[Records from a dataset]
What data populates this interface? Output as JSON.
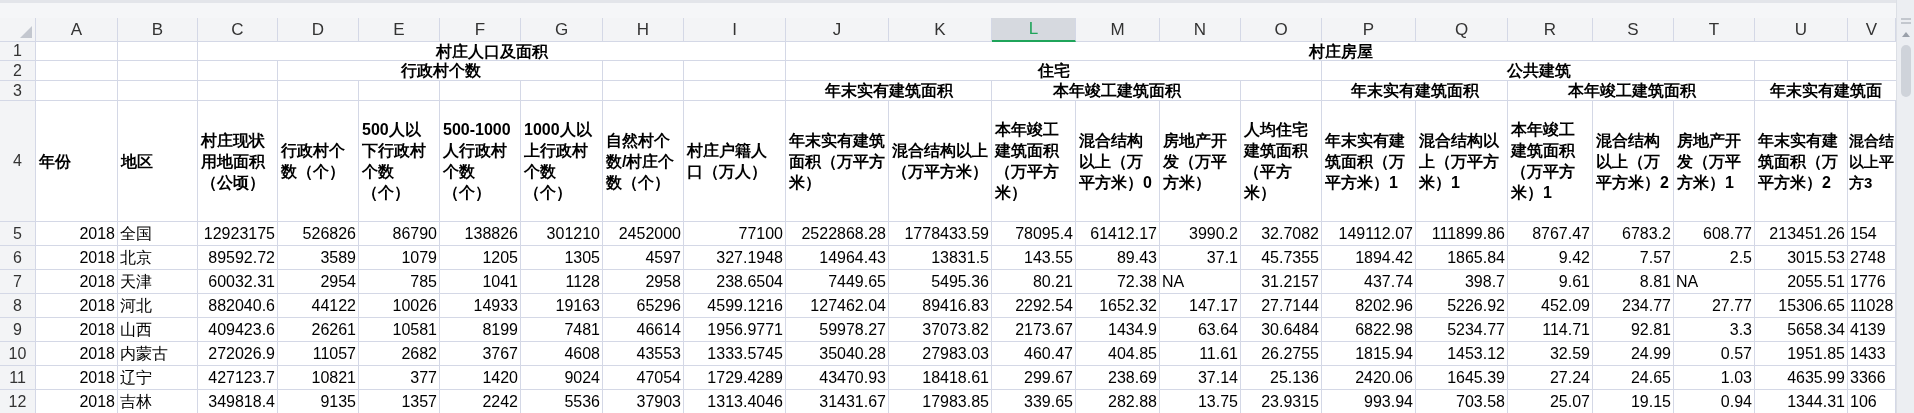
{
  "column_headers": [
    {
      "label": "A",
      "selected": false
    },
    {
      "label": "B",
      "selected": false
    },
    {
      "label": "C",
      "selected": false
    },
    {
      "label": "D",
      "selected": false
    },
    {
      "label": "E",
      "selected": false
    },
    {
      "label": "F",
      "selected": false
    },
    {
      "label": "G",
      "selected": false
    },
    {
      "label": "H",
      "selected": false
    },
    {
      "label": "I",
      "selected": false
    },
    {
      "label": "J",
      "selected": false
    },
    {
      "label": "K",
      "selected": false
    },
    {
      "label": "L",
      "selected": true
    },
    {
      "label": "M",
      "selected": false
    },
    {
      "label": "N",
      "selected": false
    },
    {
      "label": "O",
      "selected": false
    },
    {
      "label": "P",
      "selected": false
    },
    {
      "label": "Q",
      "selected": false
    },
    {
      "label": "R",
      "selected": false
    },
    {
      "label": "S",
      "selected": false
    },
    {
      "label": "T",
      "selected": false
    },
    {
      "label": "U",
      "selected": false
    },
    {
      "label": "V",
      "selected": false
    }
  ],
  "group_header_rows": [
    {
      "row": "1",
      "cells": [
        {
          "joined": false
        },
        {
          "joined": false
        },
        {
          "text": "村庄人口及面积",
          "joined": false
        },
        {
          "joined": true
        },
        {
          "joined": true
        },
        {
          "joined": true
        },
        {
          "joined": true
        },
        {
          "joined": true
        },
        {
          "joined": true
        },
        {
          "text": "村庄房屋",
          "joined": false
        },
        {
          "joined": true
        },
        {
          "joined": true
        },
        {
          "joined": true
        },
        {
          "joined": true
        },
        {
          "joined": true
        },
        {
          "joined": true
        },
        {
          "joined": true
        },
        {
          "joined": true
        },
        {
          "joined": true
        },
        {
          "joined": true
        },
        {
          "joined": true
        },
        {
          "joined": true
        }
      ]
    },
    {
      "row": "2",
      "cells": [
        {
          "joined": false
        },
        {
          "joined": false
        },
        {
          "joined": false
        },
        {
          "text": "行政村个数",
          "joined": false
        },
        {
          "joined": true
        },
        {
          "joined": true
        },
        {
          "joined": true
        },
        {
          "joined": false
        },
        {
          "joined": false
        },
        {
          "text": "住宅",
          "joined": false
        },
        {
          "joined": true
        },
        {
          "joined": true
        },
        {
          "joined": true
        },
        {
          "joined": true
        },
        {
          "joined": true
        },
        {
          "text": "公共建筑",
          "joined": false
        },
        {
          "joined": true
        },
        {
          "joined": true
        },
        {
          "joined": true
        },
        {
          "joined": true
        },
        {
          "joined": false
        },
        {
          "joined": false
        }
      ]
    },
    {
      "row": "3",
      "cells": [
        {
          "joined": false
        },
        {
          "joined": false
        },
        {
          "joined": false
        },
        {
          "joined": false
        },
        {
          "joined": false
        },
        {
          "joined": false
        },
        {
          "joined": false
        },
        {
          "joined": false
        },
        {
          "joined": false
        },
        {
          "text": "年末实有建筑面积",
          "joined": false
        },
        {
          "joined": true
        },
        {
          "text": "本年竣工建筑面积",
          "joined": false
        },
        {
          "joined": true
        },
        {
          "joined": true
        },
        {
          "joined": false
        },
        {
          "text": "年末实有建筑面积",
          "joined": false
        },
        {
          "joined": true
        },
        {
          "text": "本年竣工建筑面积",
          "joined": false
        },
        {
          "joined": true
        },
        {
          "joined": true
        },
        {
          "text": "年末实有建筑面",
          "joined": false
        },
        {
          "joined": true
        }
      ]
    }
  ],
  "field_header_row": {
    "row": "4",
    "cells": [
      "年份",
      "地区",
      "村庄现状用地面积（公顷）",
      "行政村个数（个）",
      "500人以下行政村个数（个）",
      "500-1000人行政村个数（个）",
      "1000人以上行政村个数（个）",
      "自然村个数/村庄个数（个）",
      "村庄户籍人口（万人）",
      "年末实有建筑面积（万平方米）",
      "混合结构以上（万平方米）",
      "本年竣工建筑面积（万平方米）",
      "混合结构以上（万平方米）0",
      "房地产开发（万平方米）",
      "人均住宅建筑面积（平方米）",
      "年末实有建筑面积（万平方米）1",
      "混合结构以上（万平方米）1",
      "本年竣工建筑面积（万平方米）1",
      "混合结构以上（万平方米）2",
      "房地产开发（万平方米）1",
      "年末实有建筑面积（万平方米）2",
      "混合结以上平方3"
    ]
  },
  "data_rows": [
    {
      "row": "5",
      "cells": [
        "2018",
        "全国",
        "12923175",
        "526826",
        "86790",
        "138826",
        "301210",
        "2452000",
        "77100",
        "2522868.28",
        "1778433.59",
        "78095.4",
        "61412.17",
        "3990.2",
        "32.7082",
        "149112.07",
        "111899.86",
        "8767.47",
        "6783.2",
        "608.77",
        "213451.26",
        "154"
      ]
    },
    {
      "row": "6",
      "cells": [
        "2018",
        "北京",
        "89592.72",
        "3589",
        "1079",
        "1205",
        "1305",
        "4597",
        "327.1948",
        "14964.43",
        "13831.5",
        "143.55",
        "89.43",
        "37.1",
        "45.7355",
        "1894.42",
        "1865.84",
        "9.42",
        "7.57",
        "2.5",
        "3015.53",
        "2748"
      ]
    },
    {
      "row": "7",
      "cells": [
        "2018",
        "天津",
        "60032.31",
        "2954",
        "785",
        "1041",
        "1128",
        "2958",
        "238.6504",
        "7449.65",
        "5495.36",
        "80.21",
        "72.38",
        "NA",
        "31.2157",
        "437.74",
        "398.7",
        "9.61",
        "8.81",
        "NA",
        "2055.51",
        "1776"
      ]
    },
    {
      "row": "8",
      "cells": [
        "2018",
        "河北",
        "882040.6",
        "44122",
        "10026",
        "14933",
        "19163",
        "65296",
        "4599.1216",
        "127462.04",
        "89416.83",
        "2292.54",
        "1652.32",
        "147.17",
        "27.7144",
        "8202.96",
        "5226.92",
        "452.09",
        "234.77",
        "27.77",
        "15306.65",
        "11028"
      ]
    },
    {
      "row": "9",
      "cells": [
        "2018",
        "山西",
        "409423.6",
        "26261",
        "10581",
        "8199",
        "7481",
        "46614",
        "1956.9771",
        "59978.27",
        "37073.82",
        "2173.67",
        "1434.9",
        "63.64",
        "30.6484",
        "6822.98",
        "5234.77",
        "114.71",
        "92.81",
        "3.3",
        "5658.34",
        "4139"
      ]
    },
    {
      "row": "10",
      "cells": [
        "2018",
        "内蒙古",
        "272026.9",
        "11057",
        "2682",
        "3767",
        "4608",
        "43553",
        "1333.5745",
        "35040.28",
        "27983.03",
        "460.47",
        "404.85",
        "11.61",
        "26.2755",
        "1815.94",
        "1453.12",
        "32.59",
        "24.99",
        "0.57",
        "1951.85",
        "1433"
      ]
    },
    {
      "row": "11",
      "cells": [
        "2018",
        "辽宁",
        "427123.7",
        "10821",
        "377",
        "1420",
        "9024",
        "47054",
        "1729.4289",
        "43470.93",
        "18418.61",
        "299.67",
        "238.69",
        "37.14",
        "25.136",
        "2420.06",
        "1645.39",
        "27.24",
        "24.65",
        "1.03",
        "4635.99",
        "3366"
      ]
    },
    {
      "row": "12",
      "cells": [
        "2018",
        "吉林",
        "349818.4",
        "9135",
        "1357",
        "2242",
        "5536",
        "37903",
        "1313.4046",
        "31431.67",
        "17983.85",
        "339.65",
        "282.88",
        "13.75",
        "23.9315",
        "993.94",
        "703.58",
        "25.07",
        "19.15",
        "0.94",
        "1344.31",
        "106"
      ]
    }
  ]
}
==
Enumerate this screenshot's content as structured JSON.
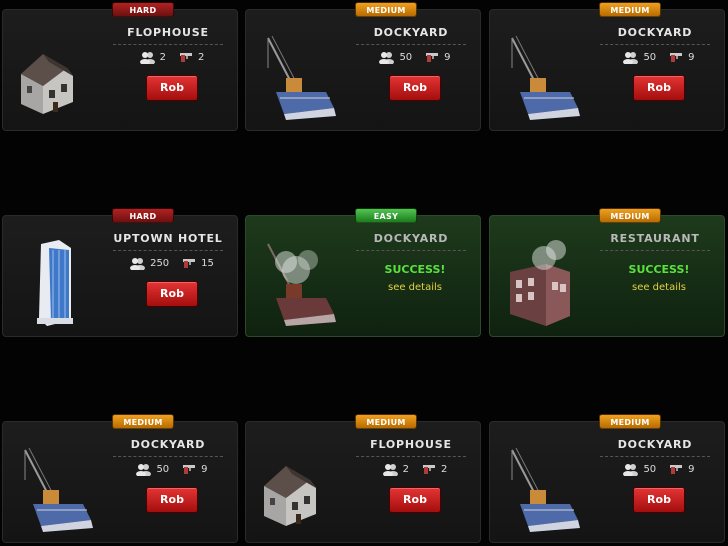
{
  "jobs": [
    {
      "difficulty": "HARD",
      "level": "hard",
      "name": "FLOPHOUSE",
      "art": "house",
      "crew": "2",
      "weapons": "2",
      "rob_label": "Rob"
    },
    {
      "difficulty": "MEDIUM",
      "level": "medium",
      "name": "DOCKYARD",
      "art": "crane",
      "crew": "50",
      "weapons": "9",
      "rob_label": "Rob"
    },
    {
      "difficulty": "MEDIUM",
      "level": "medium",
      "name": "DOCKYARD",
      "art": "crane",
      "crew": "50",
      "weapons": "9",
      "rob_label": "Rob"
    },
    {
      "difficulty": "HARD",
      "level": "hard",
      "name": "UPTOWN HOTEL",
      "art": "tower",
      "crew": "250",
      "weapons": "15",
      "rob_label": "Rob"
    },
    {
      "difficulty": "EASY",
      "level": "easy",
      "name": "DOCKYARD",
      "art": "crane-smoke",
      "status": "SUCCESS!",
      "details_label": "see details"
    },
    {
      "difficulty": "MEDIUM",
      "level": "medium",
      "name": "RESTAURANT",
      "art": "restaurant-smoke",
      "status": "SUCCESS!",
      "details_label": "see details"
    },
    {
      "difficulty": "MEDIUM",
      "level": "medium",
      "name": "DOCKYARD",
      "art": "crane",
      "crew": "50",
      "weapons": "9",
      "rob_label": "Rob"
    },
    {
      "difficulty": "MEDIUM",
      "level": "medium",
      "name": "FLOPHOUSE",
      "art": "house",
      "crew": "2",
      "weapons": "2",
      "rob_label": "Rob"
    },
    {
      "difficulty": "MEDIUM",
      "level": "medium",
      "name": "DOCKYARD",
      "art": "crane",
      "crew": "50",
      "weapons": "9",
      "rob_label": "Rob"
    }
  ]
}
* * *
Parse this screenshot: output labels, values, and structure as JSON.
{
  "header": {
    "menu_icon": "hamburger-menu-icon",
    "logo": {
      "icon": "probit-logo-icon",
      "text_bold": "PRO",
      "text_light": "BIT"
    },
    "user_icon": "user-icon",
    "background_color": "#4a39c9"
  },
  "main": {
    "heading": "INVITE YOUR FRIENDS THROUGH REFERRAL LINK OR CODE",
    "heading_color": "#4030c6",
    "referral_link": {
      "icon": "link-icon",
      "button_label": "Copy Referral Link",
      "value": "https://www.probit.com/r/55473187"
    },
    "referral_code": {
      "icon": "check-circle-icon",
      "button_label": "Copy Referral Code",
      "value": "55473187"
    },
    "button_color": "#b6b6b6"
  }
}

WHAT NEEDS TO BE DONE: In the listing above, find each line with the word "icon" and copy it.

EXERCISE SOLUTION:
    "menu_icon": "hamburger-menu-icon",
      "icon": "probit-logo-icon",
    "user_icon": "user-icon",
      "icon": "link-icon",
      "icon": "check-circle-icon",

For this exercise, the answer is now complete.